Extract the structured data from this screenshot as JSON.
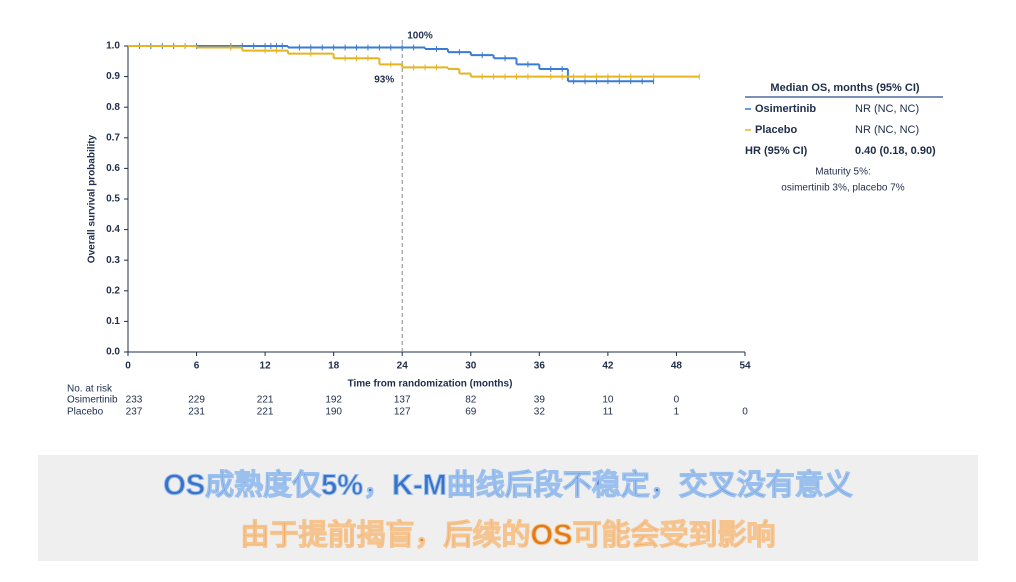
{
  "chart_data": {
    "type": "step",
    "y_label": "Overall survival probability",
    "x_label": "Time from randomization (months)",
    "xlim": [
      0,
      54
    ],
    "xticks": [
      0,
      6,
      12,
      18,
      24,
      30,
      36,
      42,
      48,
      54
    ],
    "ylim": [
      0,
      1
    ],
    "yticks": [
      {
        "value": 0,
        "label": "0.0"
      },
      0.1,
      0.2,
      0.3,
      0.4,
      0.5,
      0.6,
      0.7,
      0.8,
      0.9,
      {
        "value": 1,
        "label": "1.0"
      }
    ],
    "reference_x": 24,
    "annotations": [
      {
        "text": "100%",
        "color": "#3a7bd5"
      },
      {
        "text": "93%",
        "color": "#e0b020"
      }
    ],
    "series": [
      {
        "name": "Osimertinib",
        "color": "#3a7bd5",
        "x": [
          0,
          14,
          26,
          28,
          30,
          32,
          34,
          36,
          38.5,
          46
        ],
        "values": [
          1.0,
          0.995,
          0.99,
          0.98,
          0.97,
          0.96,
          0.94,
          0.925,
          0.885,
          0.885
        ],
        "censored": [
          1,
          2,
          3,
          4,
          5,
          6,
          9,
          10,
          11,
          12,
          12.5,
          13,
          13.5,
          15,
          16,
          17,
          18,
          19,
          20,
          21,
          22,
          23,
          24,
          25,
          27,
          29,
          31,
          33,
          35,
          37,
          38,
          39,
          40,
          41,
          42,
          43,
          44,
          45,
          46
        ]
      },
      {
        "name": "Placebo",
        "color": "#e6b422",
        "x": [
          0,
          6,
          10,
          14,
          18,
          22,
          24,
          28,
          29,
          30,
          50
        ],
        "values": [
          1.0,
          0.995,
          0.985,
          0.975,
          0.96,
          0.94,
          0.93,
          0.925,
          0.91,
          0.9,
          0.9
        ],
        "censored": [
          5,
          9,
          12,
          13,
          16,
          19,
          20,
          21,
          23,
          25,
          26,
          27,
          31,
          32,
          33,
          34,
          35,
          37,
          38,
          39,
          40,
          41,
          42,
          43,
          44,
          46,
          50
        ]
      }
    ],
    "risk_table": {
      "title": "No. at risk",
      "rows": [
        {
          "name": "Osimertinib",
          "values": [
            233,
            229,
            221,
            192,
            137,
            82,
            39,
            10,
            0
          ]
        },
        {
          "name": "Placebo",
          "values": [
            237,
            231,
            221,
            190,
            127,
            69,
            32,
            11,
            1,
            0
          ]
        }
      ]
    },
    "legend_box": {
      "title": "Median OS, months (95% CI)",
      "rows": [
        [
          "Osimertinib",
          "NR (NC, NC)"
        ],
        [
          "Placebo",
          "NR (NC, NC)"
        ],
        [
          "HR (95% CI)",
          "0.40 (0.18, 0.90)"
        ]
      ],
      "note": [
        "Maturity 5%:",
        "osimertinib 3%, placebo 7%"
      ]
    }
  },
  "banner": {
    "line1": "OS成熟度仅5%，K-M曲线后段不稳定，交叉没有意义",
    "line2": "由于提前揭盲，后续的OS可能会受到影响"
  }
}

The exercise
Out of the material above, gather each line where "title" appears.

Exercise solution
      "title": "No. at risk",
      "title": "Median OS, months (95% CI)",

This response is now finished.